:: Фрагмент текста ::
#####

Но эпизоды эти относятся уже к другой полосе жизни автора. А покамест напомним, что начало «Лотты» было напечатано в первом номере журнала, который впервые за свою писательскую жизнь стал теперь издавать Томас Манн, — антифашистского литературно-художественного журнала «Мера и ценность».
Новый Свет
В мае 1934 голландский пароход «Волендам» пересекал Атлантический океан с востока на запад. Первый класс был почти пуст: в порту отправления, Роттердаме, село человек двенадцать, на следующих двух стоянках, в Булони и Саутгемптоне, прибавилось всего по четыре пассажира на каждой — сказывалась экономическая депрессия, мало кто мог позволить себе путешествие в Америку, да еще с превосходным сервисом. Зато каюты третьего класса были заполнены почти сплошь: там ехали эмигранты, самая распространенная после прихода Гитлера к власти категория европейских пассажиров трансатлантических линий. Томас Манн с женой были в числе тех четырех, что сели в Булони. На третий день пути, когда южный берег Англии давно растворился в дожде и тумане, на черной доске, висевшей на площадке трапа, над дверью в столовую, появилось объявление: пассажиров приглашали явиться к обозначенным в билетах спасательным шлюпкам, чтобы получить инструкции на случай крайности. «Я не видел, — рассказывает наш герой, — выполнили ли другие это распоряжение; что касается нас, то мы после бульона, разносимого... стюардами в белых куртках, отправились к указанному месту, так как «крайность» весьма интересует меня среди этого все затушевывающего комфорта, цель которого — заставить забыть о серьезности положения».

#####

[Серия записей]
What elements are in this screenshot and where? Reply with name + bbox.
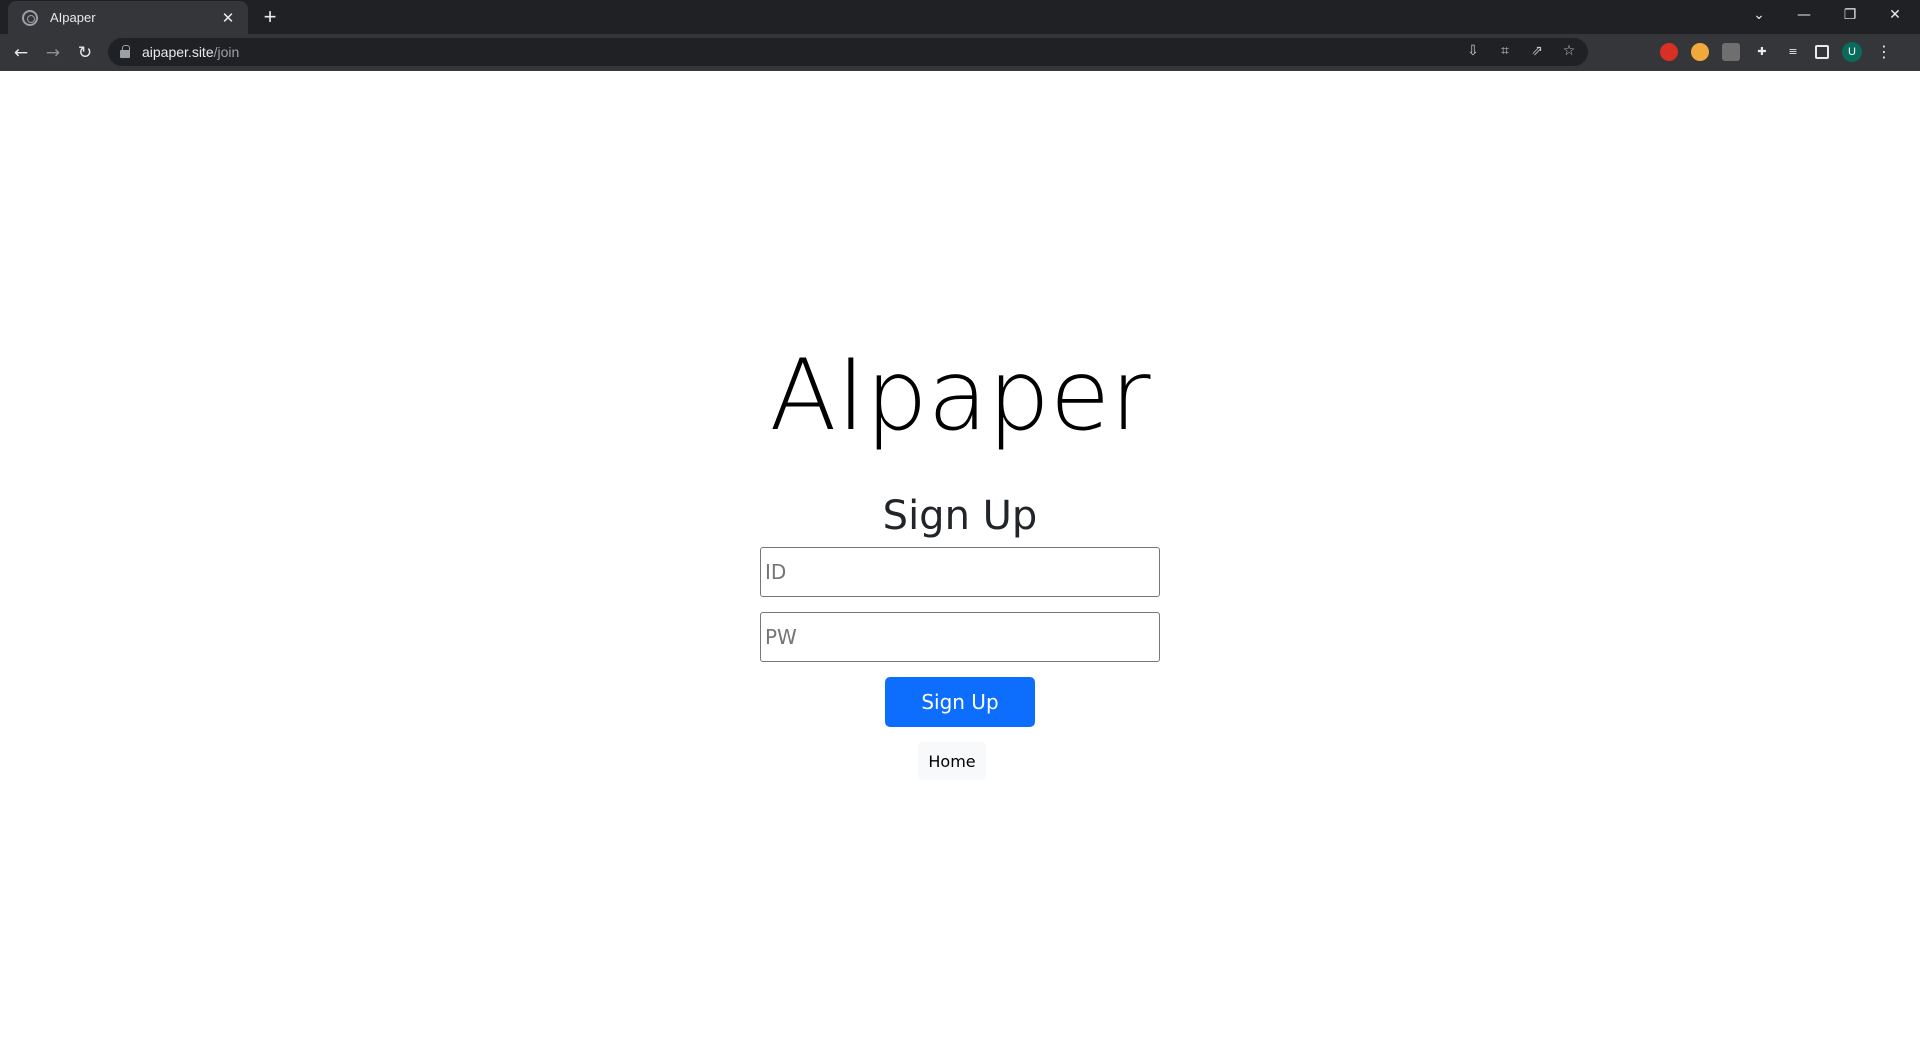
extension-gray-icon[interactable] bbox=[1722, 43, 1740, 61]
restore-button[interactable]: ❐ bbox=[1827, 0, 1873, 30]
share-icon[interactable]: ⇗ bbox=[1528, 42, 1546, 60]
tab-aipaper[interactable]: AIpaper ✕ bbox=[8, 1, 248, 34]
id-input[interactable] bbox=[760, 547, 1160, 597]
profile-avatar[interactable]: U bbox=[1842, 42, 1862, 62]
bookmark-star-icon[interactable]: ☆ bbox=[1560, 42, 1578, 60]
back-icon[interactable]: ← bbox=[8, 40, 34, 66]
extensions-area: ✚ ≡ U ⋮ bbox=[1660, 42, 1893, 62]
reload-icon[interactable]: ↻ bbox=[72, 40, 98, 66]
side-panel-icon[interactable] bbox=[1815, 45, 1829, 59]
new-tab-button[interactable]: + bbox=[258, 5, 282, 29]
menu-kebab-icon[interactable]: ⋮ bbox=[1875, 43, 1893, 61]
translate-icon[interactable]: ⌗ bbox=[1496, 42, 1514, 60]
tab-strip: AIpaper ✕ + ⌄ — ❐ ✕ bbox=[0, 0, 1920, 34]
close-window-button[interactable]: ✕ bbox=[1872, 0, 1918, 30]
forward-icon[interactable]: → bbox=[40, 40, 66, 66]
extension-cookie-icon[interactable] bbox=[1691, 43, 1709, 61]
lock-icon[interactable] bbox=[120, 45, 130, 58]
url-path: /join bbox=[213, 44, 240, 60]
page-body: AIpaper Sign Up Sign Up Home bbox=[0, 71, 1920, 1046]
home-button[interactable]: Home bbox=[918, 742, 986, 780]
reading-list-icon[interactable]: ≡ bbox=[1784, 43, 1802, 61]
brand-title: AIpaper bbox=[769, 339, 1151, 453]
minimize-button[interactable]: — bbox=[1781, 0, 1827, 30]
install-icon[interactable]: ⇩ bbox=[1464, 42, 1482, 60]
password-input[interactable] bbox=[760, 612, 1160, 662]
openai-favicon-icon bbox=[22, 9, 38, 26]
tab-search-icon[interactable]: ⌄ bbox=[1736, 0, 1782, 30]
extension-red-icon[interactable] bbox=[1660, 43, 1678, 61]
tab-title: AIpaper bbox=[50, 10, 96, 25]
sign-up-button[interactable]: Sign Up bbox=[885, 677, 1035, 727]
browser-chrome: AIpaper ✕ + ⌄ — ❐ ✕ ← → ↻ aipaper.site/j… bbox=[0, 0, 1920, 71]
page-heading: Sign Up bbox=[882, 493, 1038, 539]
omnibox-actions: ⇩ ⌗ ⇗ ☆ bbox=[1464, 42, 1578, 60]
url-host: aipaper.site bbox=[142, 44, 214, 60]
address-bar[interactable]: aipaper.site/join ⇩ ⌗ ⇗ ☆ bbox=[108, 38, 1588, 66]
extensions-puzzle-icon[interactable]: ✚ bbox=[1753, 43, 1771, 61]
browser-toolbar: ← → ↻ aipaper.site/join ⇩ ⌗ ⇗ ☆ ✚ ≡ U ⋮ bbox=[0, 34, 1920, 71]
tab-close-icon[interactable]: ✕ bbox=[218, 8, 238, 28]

#####

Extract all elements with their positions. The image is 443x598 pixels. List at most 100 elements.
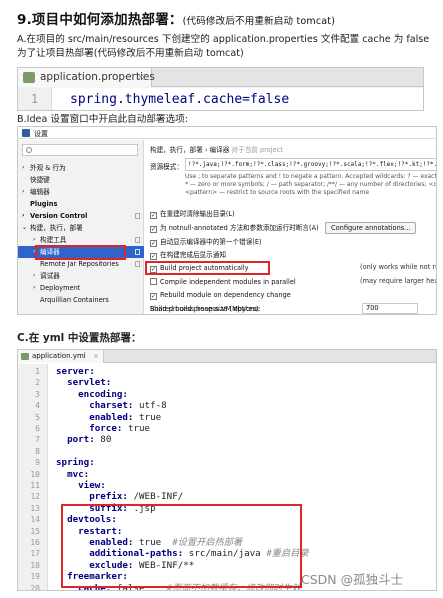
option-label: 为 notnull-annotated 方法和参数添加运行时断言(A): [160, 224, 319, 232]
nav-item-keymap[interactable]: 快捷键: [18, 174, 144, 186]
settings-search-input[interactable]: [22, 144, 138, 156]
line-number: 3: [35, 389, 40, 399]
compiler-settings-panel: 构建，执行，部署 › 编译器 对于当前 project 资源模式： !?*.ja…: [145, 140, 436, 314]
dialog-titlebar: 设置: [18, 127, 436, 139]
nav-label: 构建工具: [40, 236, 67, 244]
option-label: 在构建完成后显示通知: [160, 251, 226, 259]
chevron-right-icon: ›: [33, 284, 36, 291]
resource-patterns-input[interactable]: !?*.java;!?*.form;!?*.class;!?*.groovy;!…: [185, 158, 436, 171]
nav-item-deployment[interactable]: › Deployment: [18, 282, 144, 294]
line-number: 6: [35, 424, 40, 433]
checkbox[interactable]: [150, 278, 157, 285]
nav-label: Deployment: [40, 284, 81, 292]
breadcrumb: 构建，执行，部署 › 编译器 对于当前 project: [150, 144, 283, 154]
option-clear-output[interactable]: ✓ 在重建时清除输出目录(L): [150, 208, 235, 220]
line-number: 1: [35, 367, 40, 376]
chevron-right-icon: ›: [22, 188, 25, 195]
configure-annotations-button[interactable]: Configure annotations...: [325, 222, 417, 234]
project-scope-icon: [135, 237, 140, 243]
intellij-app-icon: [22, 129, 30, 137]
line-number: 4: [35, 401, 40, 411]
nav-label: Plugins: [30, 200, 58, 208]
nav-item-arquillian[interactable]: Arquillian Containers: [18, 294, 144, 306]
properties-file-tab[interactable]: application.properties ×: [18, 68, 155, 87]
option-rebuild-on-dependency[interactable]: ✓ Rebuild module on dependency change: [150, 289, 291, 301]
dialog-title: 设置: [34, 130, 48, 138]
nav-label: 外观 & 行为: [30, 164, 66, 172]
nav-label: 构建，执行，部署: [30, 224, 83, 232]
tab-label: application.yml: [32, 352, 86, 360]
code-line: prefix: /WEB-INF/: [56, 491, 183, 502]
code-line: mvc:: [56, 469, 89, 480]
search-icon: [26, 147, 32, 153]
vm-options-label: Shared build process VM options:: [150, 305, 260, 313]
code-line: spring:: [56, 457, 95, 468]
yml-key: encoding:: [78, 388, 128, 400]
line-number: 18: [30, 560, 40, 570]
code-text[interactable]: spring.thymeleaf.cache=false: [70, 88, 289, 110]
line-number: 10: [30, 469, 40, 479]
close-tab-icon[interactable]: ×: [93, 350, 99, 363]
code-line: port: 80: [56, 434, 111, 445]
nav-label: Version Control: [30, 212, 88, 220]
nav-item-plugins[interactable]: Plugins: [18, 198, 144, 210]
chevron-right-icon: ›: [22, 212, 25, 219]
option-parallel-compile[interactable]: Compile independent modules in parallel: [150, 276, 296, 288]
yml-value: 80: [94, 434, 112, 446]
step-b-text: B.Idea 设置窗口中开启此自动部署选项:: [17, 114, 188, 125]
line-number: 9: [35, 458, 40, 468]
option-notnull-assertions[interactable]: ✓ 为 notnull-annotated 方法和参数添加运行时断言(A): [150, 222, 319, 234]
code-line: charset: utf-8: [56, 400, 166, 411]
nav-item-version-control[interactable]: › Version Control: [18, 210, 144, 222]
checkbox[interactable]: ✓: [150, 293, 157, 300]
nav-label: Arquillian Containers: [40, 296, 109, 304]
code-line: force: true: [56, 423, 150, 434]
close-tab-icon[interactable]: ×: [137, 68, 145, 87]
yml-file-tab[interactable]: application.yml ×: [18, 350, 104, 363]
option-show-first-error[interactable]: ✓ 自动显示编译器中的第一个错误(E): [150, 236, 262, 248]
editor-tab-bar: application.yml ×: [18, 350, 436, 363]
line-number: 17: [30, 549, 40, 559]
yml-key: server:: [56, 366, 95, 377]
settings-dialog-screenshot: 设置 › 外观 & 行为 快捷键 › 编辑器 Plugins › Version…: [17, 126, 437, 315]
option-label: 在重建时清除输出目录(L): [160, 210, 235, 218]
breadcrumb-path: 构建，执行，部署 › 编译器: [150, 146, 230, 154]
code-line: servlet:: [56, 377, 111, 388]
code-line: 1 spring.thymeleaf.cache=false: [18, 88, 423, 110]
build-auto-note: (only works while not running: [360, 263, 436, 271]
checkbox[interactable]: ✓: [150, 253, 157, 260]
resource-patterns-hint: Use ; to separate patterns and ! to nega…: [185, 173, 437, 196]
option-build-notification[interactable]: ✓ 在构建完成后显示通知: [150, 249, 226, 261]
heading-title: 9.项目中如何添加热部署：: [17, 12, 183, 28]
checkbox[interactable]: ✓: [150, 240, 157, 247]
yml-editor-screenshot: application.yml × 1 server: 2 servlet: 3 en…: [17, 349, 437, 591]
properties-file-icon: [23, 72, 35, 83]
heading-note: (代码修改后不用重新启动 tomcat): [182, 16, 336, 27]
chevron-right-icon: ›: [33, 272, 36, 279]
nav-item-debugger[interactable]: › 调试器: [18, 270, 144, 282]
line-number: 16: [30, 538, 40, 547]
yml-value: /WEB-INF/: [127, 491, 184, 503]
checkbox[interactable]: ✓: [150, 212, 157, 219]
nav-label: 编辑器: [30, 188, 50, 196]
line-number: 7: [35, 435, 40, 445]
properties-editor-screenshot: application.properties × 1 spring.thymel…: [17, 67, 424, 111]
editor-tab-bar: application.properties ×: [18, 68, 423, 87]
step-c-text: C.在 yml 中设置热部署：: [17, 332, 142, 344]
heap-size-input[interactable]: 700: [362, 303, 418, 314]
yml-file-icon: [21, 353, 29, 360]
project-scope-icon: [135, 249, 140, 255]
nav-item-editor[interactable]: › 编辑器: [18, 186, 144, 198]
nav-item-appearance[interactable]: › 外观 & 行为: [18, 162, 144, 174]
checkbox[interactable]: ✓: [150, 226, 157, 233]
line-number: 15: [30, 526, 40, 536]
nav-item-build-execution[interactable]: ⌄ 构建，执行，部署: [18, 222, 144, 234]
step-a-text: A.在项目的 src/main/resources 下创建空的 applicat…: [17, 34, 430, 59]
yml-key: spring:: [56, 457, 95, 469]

#####

:: Письменные задания ::
1 - В каком порту Томас Манн с женой сели на пароход «Волендам», согласно фрагменту текста?
2 - Соответствуют ли фрагменту текста утверждения (a), (b), (c)? На каждое ответьте «да» или «нет» и приведите решающие слова фрагмента.
(a) Первый класс парохода был почти пуст.
(b) Пароход «Волендам» пересекал Атлантический океан с запада на восток.
(c) Объявление о спасательных шлюпках появилось на второй день пути.

:: Ожидаемые результаты ::
1 - В Булони.

2 -
(a) Да: «Первый класс был почти пуст».
(b) Нет: «пересекал Атлантический океан с востока на запад».
(c) Нет: «На третий день пути».